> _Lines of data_

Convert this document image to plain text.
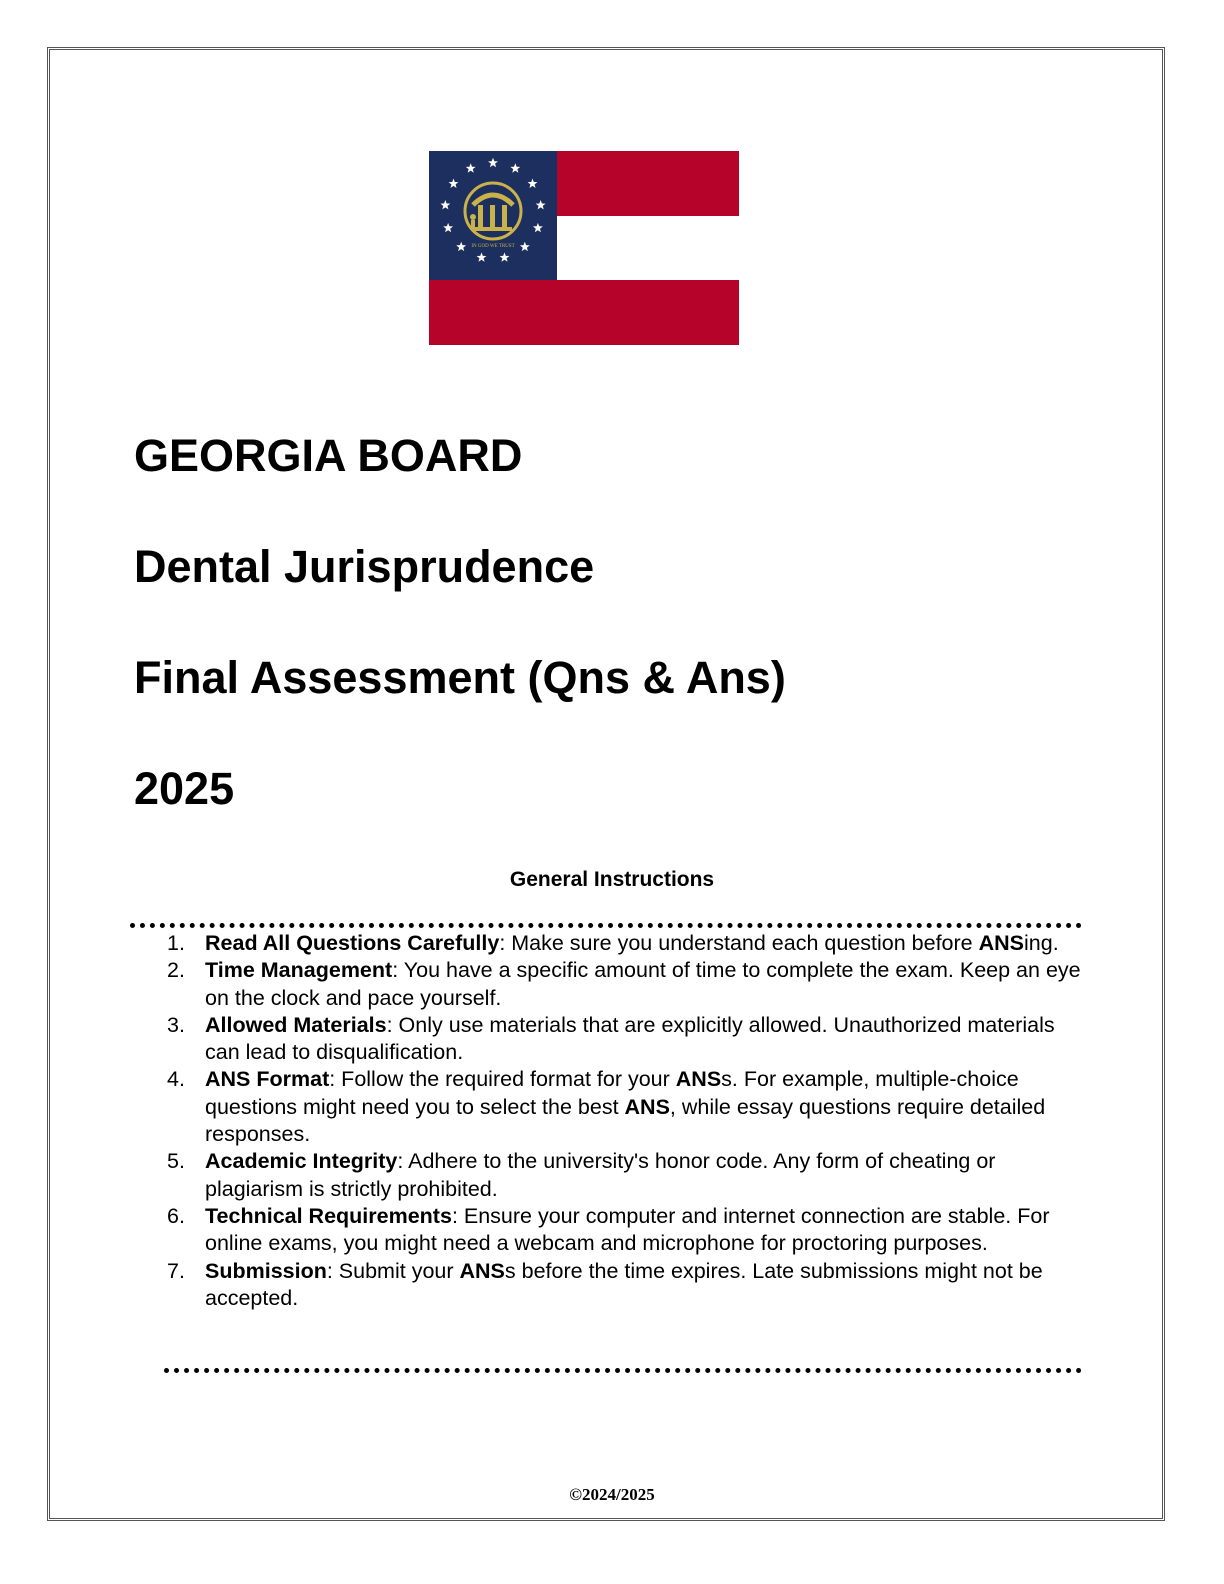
IN GOD WE TRUST
GEORGIA BOARD
Dental Jurisprudence
Final Assessment (Qns & Ans)
2025
General Instructions
1. Read All Questions Carefully: Make sure you understand each question before ANSing.
2. Time Management: You have a specific amount of time to complete the exam. Keep an eye on the clock and pace yourself.
3. Allowed Materials: Only use materials that are explicitly allowed. Unauthorized materials can lead to disqualification.
4. ANS Format: Follow the required format for your ANSs. For example, multiple-choice questions might need you to select the best ANS, while essay questions require detailed responses.
5. Academic Integrity: Adhere to the university's honor code. Any form of cheating or plagiarism is strictly prohibited.
6. Technical Requirements: Ensure your computer and internet connection are stable. For online exams, you might need a webcam and microphone for proctoring purposes.
7. Submission: Submit your ANSs before the time expires. Late submissions might not be accepted.
©2024/2025
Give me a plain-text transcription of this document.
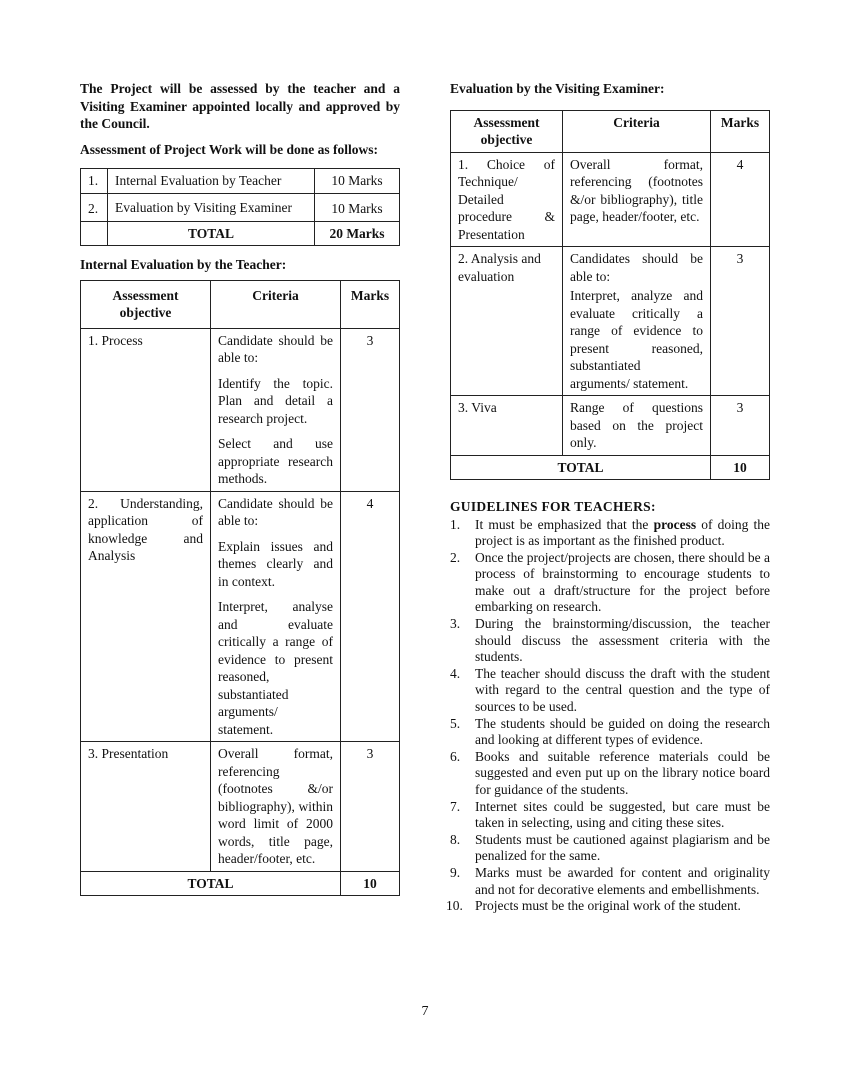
The Project will be assessed by the teacher and a Visiting Examiner appointed locally and approved by the Council.

Assessment of Project Work will be done as follows:

1.	Internal Evaluation by Teacher	10 Marks
2.	Evaluation by Visiting Examiner	10 Marks
	TOTAL	20 Marks

Internal Evaluation by the Teacher:

Assessment objective	Criteria	Marks
1. Process	Candidate should be able to:

Identify the topic. Plan and detail a research project.

Select and use appropriate research methods.	3
2. Understanding, application of knowledge and Analysis	Candidate should be able to:

Explain issues and themes clearly and in context.

Interpret, analyse and evaluate critically a range of evidence to present reasoned, substantiated arguments/ statement.	4
3. Presentation	Overall format, referencing (footnotes &/or bibliography), within word limit of 2000 words, title page, header/footer, etc.	3
TOTAL		10

Evaluation by the Visiting Examiner:

Assessment objective	Criteria	Marks
1. Choice of Technique/ Detailed procedure & Presentation	Overall format, referencing (footnotes &/or bibliography), title page, header/footer, etc.	4
2. Analysis and evaluation	Candidates should be able to:

Interpret, analyze and evaluate critically a range of evidence to present reasoned, substantiated arguments/ statement.	3
3. Viva	Range of questions based on the project only.	3
TOTAL		10

GUIDELINES FOR TEACHERS:

1.	It must be emphasized that the process of doing the project is as important as the finished product.
2.	Once the project/projects are chosen, there should be a process of brainstorming to encourage students to make out a draft/structure for the project before embarking on research.
3.	During the brainstorming/discussion, the teacher should discuss the assessment criteria with the students.
4.	The teacher should discuss the draft with the student with regard to the central question and the type of sources to be used.
5.	The students should be guided on doing the research and looking at different types of evidence.
6.	Books and suitable reference materials could be suggested and even put up on the library notice board for guidance of the students.
7.	Internet sites could be suggested, but care must be taken in selecting, using and citing these sites.
8.	Students must be cautioned against plagiarism and be penalized for the same.
9.	Marks must be awarded for content and originality and not for decorative elements and embellishments.
10. Projects must be the original work of the student.
7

> _TO DO_
Leaving the pictures aside, transcribe the entire listing exactly.

> _REPLY_
Convert this document image to plain text.
IN GOD WE TRUST
GEORGIA BOARD
Dental Jurisprudence
Final Assessment (Qns & Ans)
2025
General Instructions
1. Read All Questions Carefully: Make sure you understand each question before ANSing.
2. Time Management: You have a specific amount of time to complete the exam. Keep an eye on the clock and pace yourself.
3. Allowed Materials: Only use materials that are explicitly allowed. Unauthorized materials can lead to disqualification.
4. ANS Format: Follow the required format for your ANSs. For example, multiple-choice questions might need you to select the best ANS, while essay questions require detailed responses.
5. Academic Integrity: Adhere to the university's honor code. Any form of cheating or plagiarism is strictly prohibited.
6. Technical Requirements: Ensure your computer and internet connection are stable. For online exams, you might need a webcam and microphone for proctoring purposes.
7. Submission: Submit your ANSs before the time expires. Late submissions might not be accepted.
©2024/2025
Give me a plain-text transcription of this document.
The Project will be assessed by the teacher and a Visiting Examiner appointed locally and approved by the Council.

Assessment of Project Work will be done as follows:

1.	Internal Evaluation by Teacher	10 Marks
2.	Evaluation by Visiting Examiner	10 Marks
	TOTAL	20 Marks

Internal Evaluation by the Teacher:

Assessment objective	Criteria	Marks
1. Process	Candidate should be able to:

Identify the topic. Plan and detail a research project.

Select and use appropriate research methods.	3
2. Understanding, application of knowledge and Analysis	Candidate should be able to:

Explain issues and themes clearly and in context.

Interpret, analyse and evaluate critically a range of evidence to present reasoned, substantiated arguments/ statement.	4
3. Presentation	Overall format, referencing (footnotes &/or bibliography), within word limit of 2000 words, title page, header/footer, etc.	3
TOTAL		10

Evaluation by the Visiting Examiner:

Assessment objective	Criteria	Marks
1. Choice of Technique/ Detailed procedure & Presentation	Overall format, referencing (footnotes &/or bibliography), title page, header/footer, etc.	4
2. Analysis and evaluation	Candidates should be able to:

Interpret, analyze and evaluate critically a range of evidence to present reasoned, substantiated arguments/ statement.	3
3. Viva	Range of questions based on the project only.	3
TOTAL		10

GUIDELINES FOR TEACHERS:

1.	It must be emphasized that the process of doing the project is as important as the finished product.
2.	Once the project/projects are chosen, there should be a process of brainstorming to encourage students to make out a draft/structure for the project before embarking on research.
3.	During the brainstorming/discussion, the teacher should discuss the assessment criteria with the students.
4.	The teacher should discuss the draft with the student with regard to the central question and the type of sources to be used.
5.	The students should be guided on doing the research and looking at different types of evidence.
6.	Books and suitable reference materials could be suggested and even put up on the library notice board for guidance of the students.
7.	Internet sites could be suggested, but care must be taken in selecting, using and citing these sites.
8.	Students must be cautioned against plagiarism and be penalized for the same.
9.	Marks must be awarded for content and originality and not for decorative elements and embellishments.
10. Projects must be the original work of the student.
7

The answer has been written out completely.